» Given request
Pictures aside, write out every record exactly as it appears.

--- Start of Data shown ---

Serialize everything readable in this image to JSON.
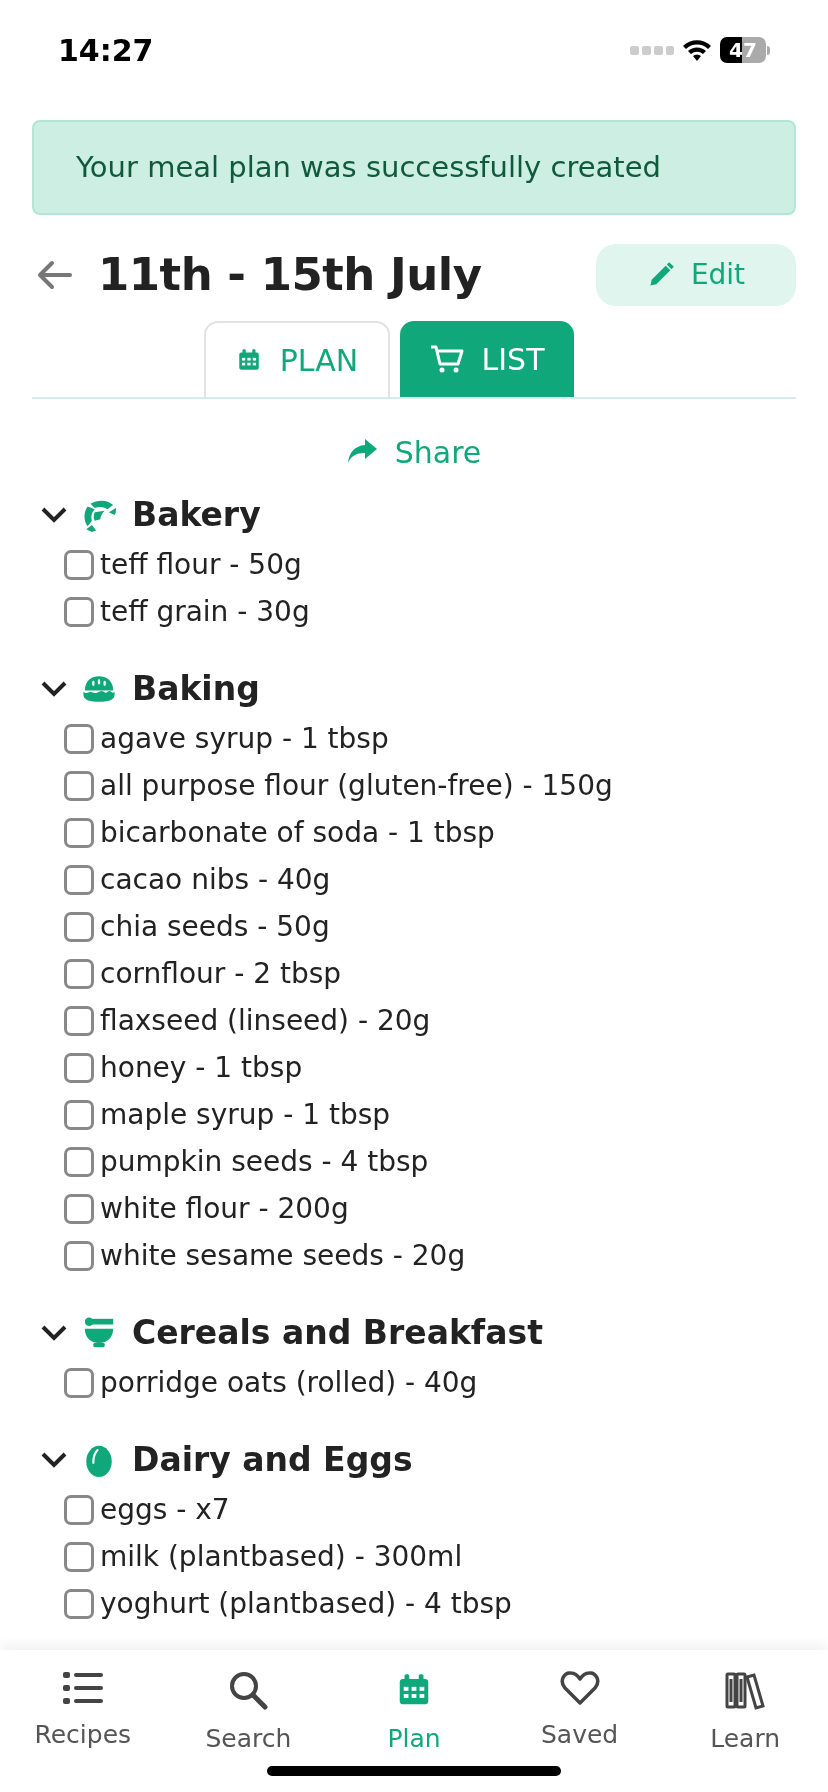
{
  "status_bar": {
    "time": "14:27",
    "battery": "47"
  },
  "banner": {
    "text": "Your meal plan was successfully created"
  },
  "header": {
    "title": "11th - 15th July",
    "edit_label": "Edit"
  },
  "tabs": [
    {
      "label": "PLAN",
      "selected": false
    },
    {
      "label": "LIST",
      "selected": true
    }
  ],
  "share": {
    "label": "Share"
  },
  "categories": [
    {
      "name": "Bakery",
      "expanded": true,
      "items": [
        {
          "label": "teff flour - 50g",
          "checked": false
        },
        {
          "label": "teff grain - 30g",
          "checked": false
        }
      ]
    },
    {
      "name": "Baking",
      "expanded": true,
      "items": [
        {
          "label": "agave syrup - 1 tbsp",
          "checked": false
        },
        {
          "label": "all purpose flour (gluten-free) - 150g",
          "checked": false
        },
        {
          "label": "bicarbonate of soda - 1 tbsp",
          "checked": false
        },
        {
          "label": "cacao nibs - 40g",
          "checked": false
        },
        {
          "label": "chia seeds - 50g",
          "checked": false
        },
        {
          "label": "cornflour - 2 tbsp",
          "checked": false
        },
        {
          "label": "flaxseed (linseed) - 20g",
          "checked": false
        },
        {
          "label": "honey - 1 tbsp",
          "checked": false
        },
        {
          "label": "maple syrup - 1 tbsp",
          "checked": false
        },
        {
          "label": "pumpkin seeds - 4 tbsp",
          "checked": false
        },
        {
          "label": "white flour - 200g",
          "checked": false
        },
        {
          "label": "white sesame seeds - 20g",
          "checked": false
        }
      ]
    },
    {
      "name": "Cereals and Breakfast",
      "expanded": true,
      "items": [
        {
          "label": "porridge oats (rolled) - 40g",
          "checked": false
        }
      ]
    },
    {
      "name": "Dairy and Eggs",
      "expanded": true,
      "items": [
        {
          "label": "eggs - x7",
          "checked": false
        },
        {
          "label": "milk (plantbased) - 300ml",
          "checked": false
        },
        {
          "label": "yoghurt (plantbased) - 4 tbsp",
          "checked": false
        }
      ]
    }
  ],
  "nav": [
    {
      "label": "Recipes",
      "selected": false
    },
    {
      "label": "Search",
      "selected": false
    },
    {
      "label": "Plan",
      "selected": true
    },
    {
      "label": "Saved",
      "selected": false
    },
    {
      "label": "Learn",
      "selected": false
    }
  ]
}
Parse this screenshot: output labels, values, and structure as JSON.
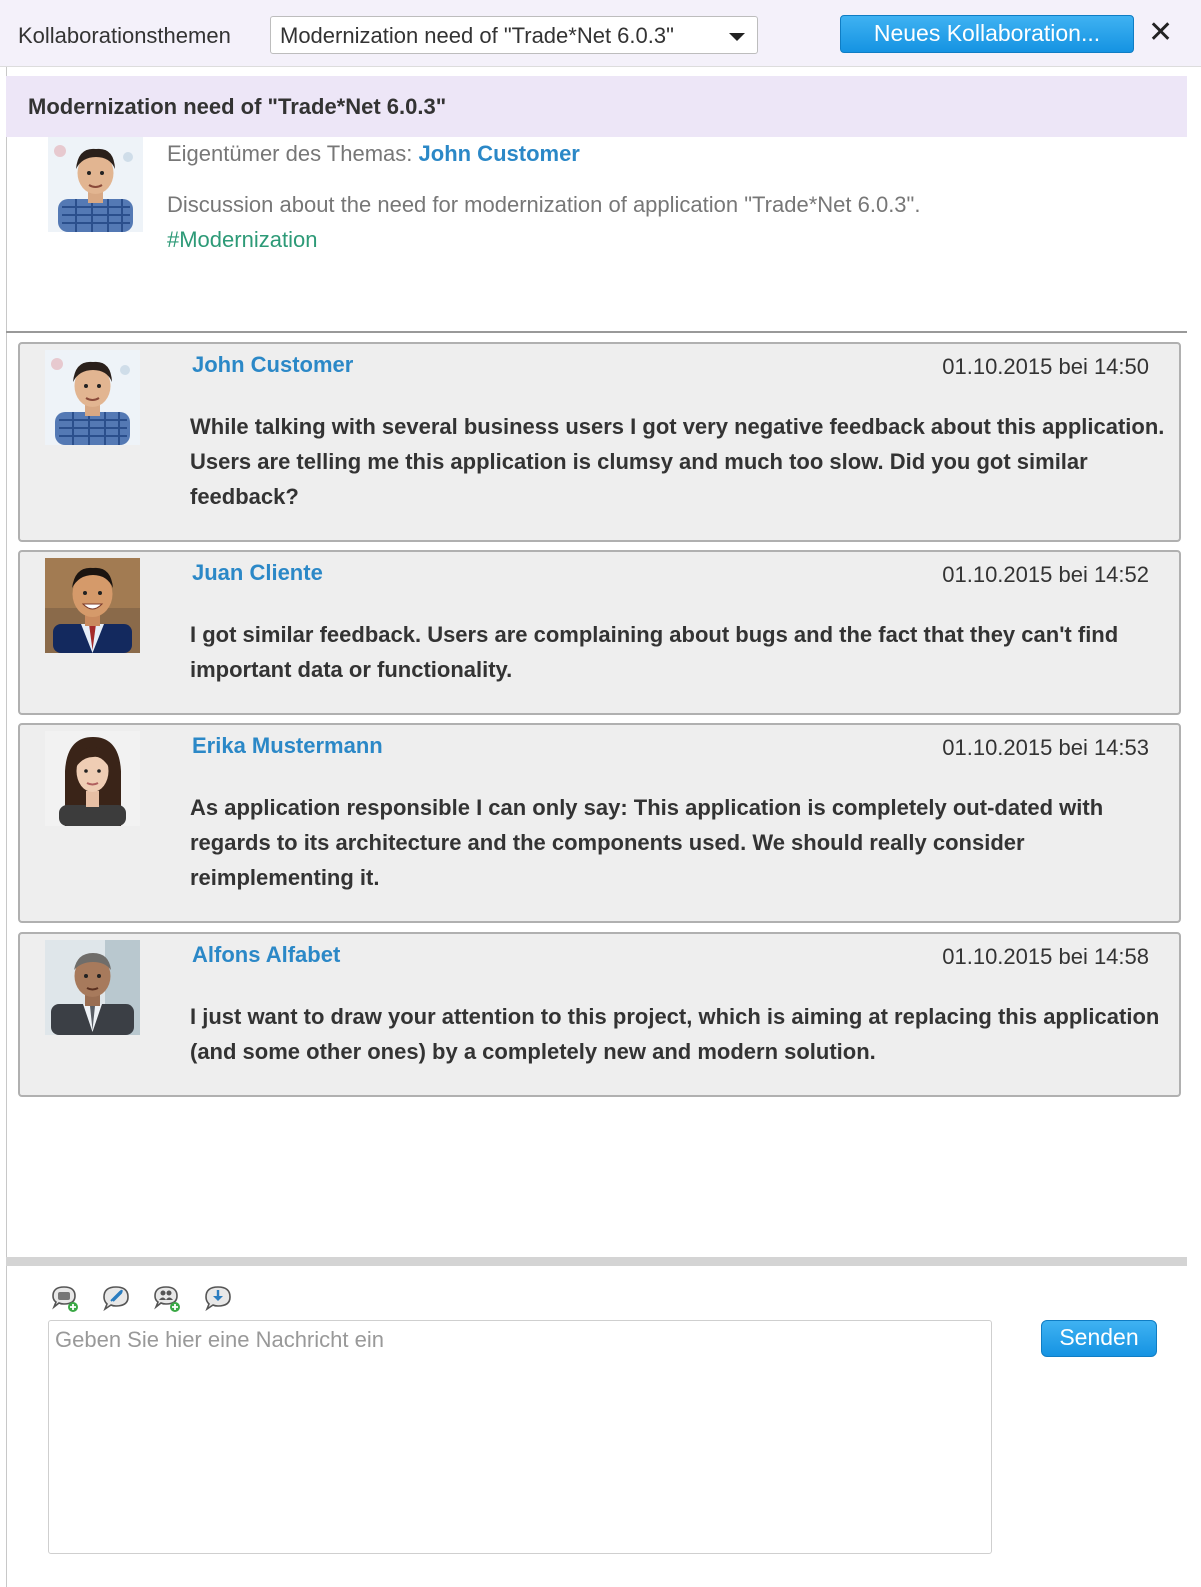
{
  "toolbar": {
    "label": "Kollaborationsthemen",
    "selected_topic": "Modernization need of \"Trade*Net 6.0.3\"",
    "new_button": "Neues Kollaboration...",
    "close_glyph": "✕"
  },
  "topic": {
    "title": "Modernization need of \"Trade*Net 6.0.3\"",
    "owner_label": "Eigentümer des Themas:",
    "owner_name": "John Customer",
    "description": "Discussion about the need for modernization of application \"Trade*Net 6.0.3\".",
    "tag": "#Modernization"
  },
  "messages": [
    {
      "author": "John Customer",
      "time": "01.10.2015 bei 14:50",
      "text": "While talking with several business users I got very negative feedback about this application. Users are telling me this application is clumsy and much too slow. Did you got similar feedback?"
    },
    {
      "author": "Juan Cliente",
      "time": "01.10.2015 bei 14:52",
      "text": "I got similar feedback. Users are complaining about bugs and the fact that they can't find important data or functionality."
    },
    {
      "author": "Erika Mustermann",
      "time": "01.10.2015 bei 14:53",
      "text": "As application responsible I can only say: This application is completely out-dated with regards to its architecture and the components used. We should really consider reimplementing it."
    },
    {
      "author": "Alfons Alfabet",
      "time": "01.10.2015 bei 14:58",
      "text": "I just want to draw your attention to this project, which is aiming at replacing this application (and some other ones) by a completely new and modern solution."
    }
  ],
  "composer": {
    "icons": [
      "add-comment-icon",
      "attach-icon",
      "add-participant-icon",
      "download-icon"
    ],
    "placeholder": "Geben Sie hier eine Nachricht ein",
    "send_label": "Senden"
  },
  "colors": {
    "accent": "#1a9be6",
    "link": "#2b88c7",
    "tag": "#2d9a77",
    "header_bg": "#ede6f7"
  }
}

--- End of Data shown ---

» Task response
Serialize everything readable in this image to JSON.
{
  "status_bar": {
    "time": "14:27",
    "battery": "47"
  },
  "banner": {
    "text": "Your meal plan was successfully created"
  },
  "header": {
    "title": "11th - 15th July",
    "edit_label": "Edit"
  },
  "tabs": [
    {
      "label": "PLAN",
      "selected": false
    },
    {
      "label": "LIST",
      "selected": true
    }
  ],
  "share": {
    "label": "Share"
  },
  "categories": [
    {
      "name": "Bakery",
      "expanded": true,
      "items": [
        {
          "label": "teff flour - 50g",
          "checked": false
        },
        {
          "label": "teff grain - 30g",
          "checked": false
        }
      ]
    },
    {
      "name": "Baking",
      "expanded": true,
      "items": [
        {
          "label": "agave syrup - 1 tbsp",
          "checked": false
        },
        {
          "label": "all purpose flour (gluten-free) - 150g",
          "checked": false
        },
        {
          "label": "bicarbonate of soda - 1 tbsp",
          "checked": false
        },
        {
          "label": "cacao nibs - 40g",
          "checked": false
        },
        {
          "label": "chia seeds - 50g",
          "checked": false
        },
        {
          "label": "cornflour - 2 tbsp",
          "checked": false
        },
        {
          "label": "flaxseed (linseed) - 20g",
          "checked": false
        },
        {
          "label": "honey - 1 tbsp",
          "checked": false
        },
        {
          "label": "maple syrup - 1 tbsp",
          "checked": false
        },
        {
          "label": "pumpkin seeds - 4 tbsp",
          "checked": false
        },
        {
          "label": "white flour - 200g",
          "checked": false
        },
        {
          "label": "white sesame seeds - 20g",
          "checked": false
        }
      ]
    },
    {
      "name": "Cereals and Breakfast",
      "expanded": true,
      "items": [
        {
          "label": "porridge oats (rolled) - 40g",
          "checked": false
        }
      ]
    },
    {
      "name": "Dairy and Eggs",
      "expanded": true,
      "items": [
        {
          "label": "eggs - x7",
          "checked": false
        },
        {
          "label": "milk (plantbased) - 300ml",
          "checked": false
        },
        {
          "label": "yoghurt (plantbased) - 4 tbsp",
          "checked": false
        }
      ]
    }
  ],
  "nav": [
    {
      "label": "Recipes",
      "selected": false
    },
    {
      "label": "Search",
      "selected": false
    },
    {
      "label": "Plan",
      "selected": true
    },
    {
      "label": "Saved",
      "selected": false
    },
    {
      "label": "Learn",
      "selected": false
    }
  ]
}
Parse this screenshot: output labels, values, and structure as JSON.
{
  "toolbar": {
    "label": "Kollaborationsthemen",
    "selected_topic": "Modernization need of \"Trade*Net 6.0.3\"",
    "new_button": "Neues Kollaboration...",
    "close_glyph": "✕"
  },
  "topic": {
    "title": "Modernization need of \"Trade*Net 6.0.3\"",
    "owner_label": "Eigentümer des Themas:",
    "owner_name": "John Customer",
    "description": "Discussion about the need for modernization of application \"Trade*Net 6.0.3\".",
    "tag": "#Modernization"
  },
  "messages": [
    {
      "author": "John Customer",
      "time": "01.10.2015 bei 14:50",
      "text": "While talking with several business users I got very negative feedback about this application. Users are telling me this application is clumsy and much too slow. Did you got similar feedback?"
    },
    {
      "author": "Juan Cliente",
      "time": "01.10.2015 bei 14:52",
      "text": "I got similar feedback. Users are complaining about bugs and the fact that they can't find important data or functionality."
    },
    {
      "author": "Erika Mustermann",
      "time": "01.10.2015 bei 14:53",
      "text": "As application responsible I can only say: This application is completely out-dated with regards to its architecture and the components used. We should really consider reimplementing it."
    },
    {
      "author": "Alfons Alfabet",
      "time": "01.10.2015 bei 14:58",
      "text": "I just want to draw your attention to this project, which is aiming at replacing this application (and some other ones) by a completely new and modern solution."
    }
  ],
  "composer": {
    "icons": [
      "add-comment-icon",
      "attach-icon",
      "add-participant-icon",
      "download-icon"
    ],
    "placeholder": "Geben Sie hier eine Nachricht ein",
    "send_label": "Senden"
  },
  "colors": {
    "accent": "#1a9be6",
    "link": "#2b88c7",
    "tag": "#2d9a77",
    "header_bg": "#ede6f7"
  }
}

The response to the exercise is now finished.